Task directions. Transcribe the records that follow exactly. Skip the pictures.

Provided data.
* * * * * * * * *
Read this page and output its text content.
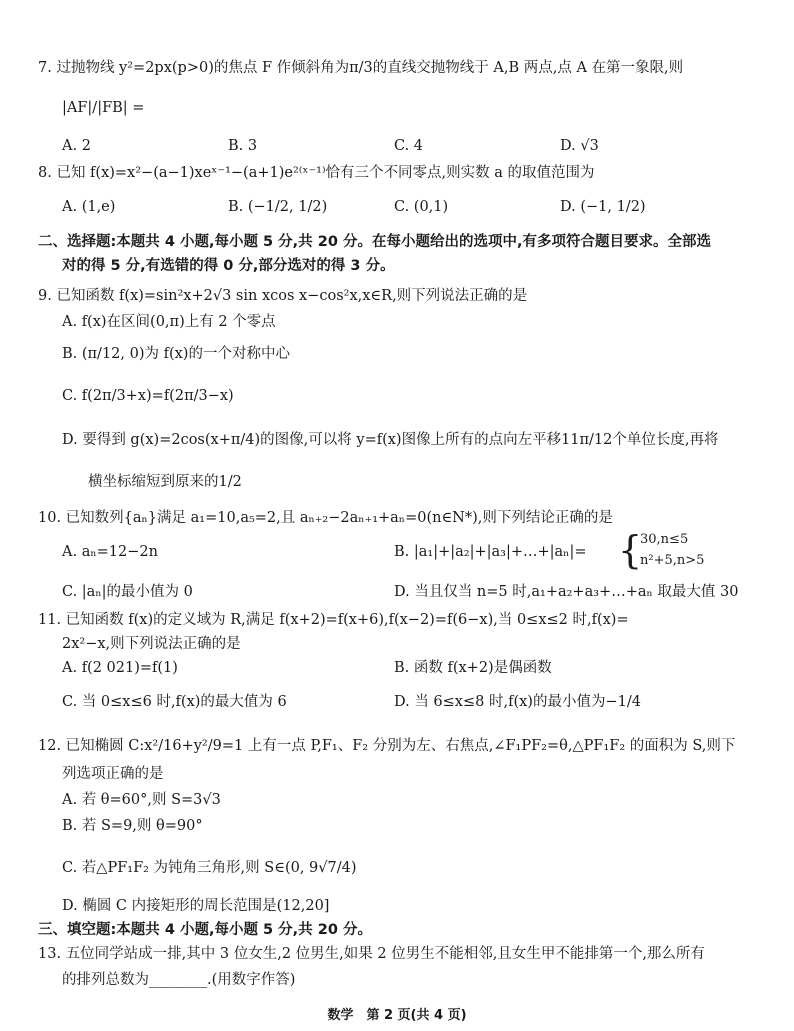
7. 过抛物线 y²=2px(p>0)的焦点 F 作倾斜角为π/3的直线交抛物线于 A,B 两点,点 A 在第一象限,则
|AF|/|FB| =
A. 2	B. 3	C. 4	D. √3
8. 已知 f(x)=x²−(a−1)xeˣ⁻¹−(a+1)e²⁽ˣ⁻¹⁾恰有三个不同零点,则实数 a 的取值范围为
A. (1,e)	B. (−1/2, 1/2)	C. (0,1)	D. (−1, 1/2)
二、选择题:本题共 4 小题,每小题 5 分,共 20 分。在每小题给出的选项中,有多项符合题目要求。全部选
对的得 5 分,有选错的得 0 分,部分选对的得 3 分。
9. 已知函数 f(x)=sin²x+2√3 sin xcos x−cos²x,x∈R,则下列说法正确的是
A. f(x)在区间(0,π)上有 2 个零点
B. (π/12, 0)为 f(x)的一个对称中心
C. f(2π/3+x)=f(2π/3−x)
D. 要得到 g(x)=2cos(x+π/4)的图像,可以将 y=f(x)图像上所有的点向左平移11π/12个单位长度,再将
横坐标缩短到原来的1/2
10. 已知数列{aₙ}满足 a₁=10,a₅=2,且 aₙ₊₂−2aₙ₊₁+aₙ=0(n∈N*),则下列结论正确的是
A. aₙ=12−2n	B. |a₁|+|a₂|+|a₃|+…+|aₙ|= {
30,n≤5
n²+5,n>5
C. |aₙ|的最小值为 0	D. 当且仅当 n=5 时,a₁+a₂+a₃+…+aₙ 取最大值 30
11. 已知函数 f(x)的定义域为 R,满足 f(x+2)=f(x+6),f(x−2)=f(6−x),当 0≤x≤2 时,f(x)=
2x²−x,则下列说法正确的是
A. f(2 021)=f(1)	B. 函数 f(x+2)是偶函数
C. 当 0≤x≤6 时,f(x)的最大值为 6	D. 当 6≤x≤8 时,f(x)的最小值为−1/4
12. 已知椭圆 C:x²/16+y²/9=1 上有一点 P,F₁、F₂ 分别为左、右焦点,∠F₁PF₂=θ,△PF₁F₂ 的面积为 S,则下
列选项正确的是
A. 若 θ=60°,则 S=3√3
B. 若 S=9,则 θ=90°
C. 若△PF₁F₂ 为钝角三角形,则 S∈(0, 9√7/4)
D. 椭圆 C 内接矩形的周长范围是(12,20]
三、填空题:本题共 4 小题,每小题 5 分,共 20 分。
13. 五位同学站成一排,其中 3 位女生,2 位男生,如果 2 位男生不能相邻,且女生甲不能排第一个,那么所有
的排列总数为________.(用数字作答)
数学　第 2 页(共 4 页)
* * * * * * * * *
Response to this task.
Read this page and output its text content.
7. 过抛物线 y²=2px(p>0)的焦点 F 作倾斜角为π/3的直线交抛物线于 A,B 两点,点 A 在第一象限,则
|AF|/|FB| =
A. 2	B. 3	C. 4	D. √3
8. 已知 f(x)=x²−(a−1)xeˣ⁻¹−(a+1)e²⁽ˣ⁻¹⁾恰有三个不同零点,则实数 a 的取值范围为
A. (1,e)	B. (−1/2, 1/2)	C. (0,1)	D. (−1, 1/2)
二、选择题:本题共 4 小题,每小题 5 分,共 20 分。在每小题给出的选项中,有多项符合题目要求。全部选
对的得 5 分,有选错的得 0 分,部分选对的得 3 分。
9. 已知函数 f(x)=sin²x+2√3 sin xcos x−cos²x,x∈R,则下列说法正确的是
A. f(x)在区间(0,π)上有 2 个零点
B. (π/12, 0)为 f(x)的一个对称中心
C. f(2π/3+x)=f(2π/3−x)
D. 要得到 g(x)=2cos(x+π/4)的图像,可以将 y=f(x)图像上所有的点向左平移11π/12个单位长度,再将
横坐标缩短到原来的1/2
10. 已知数列{aₙ}满足 a₁=10,a₅=2,且 aₙ₊₂−2aₙ₊₁+aₙ=0(n∈N*),则下列结论正确的是
A. aₙ=12−2n	B. |a₁|+|a₂|+|a₃|+…+|aₙ|= {
30,n≤5
n²+5,n>5
C. |aₙ|的最小值为 0	D. 当且仅当 n=5 时,a₁+a₂+a₃+…+aₙ 取最大值 30
11. 已知函数 f(x)的定义域为 R,满足 f(x+2)=f(x+6),f(x−2)=f(6−x),当 0≤x≤2 时,f(x)=
2x²−x,则下列说法正确的是
A. f(2 021)=f(1)	B. 函数 f(x+2)是偶函数
C. 当 0≤x≤6 时,f(x)的最大值为 6	D. 当 6≤x≤8 时,f(x)的最小值为−1/4
12. 已知椭圆 C:x²/16+y²/9=1 上有一点 P,F₁、F₂ 分别为左、右焦点,∠F₁PF₂=θ,△PF₁F₂ 的面积为 S,则下
列选项正确的是
A. 若 θ=60°,则 S=3√3
B. 若 S=9,则 θ=90°
C. 若△PF₁F₂ 为钝角三角形,则 S∈(0, 9√7/4)
D. 椭圆 C 内接矩形的周长范围是(12,20]
三、填空题:本题共 4 小题,每小题 5 分,共 20 分。
13. 五位同学站成一排,其中 3 位女生,2 位男生,如果 2 位男生不能相邻,且女生甲不能排第一个,那么所有
的排列总数为________.(用数字作答)
数学　第 2 页(共 4 页)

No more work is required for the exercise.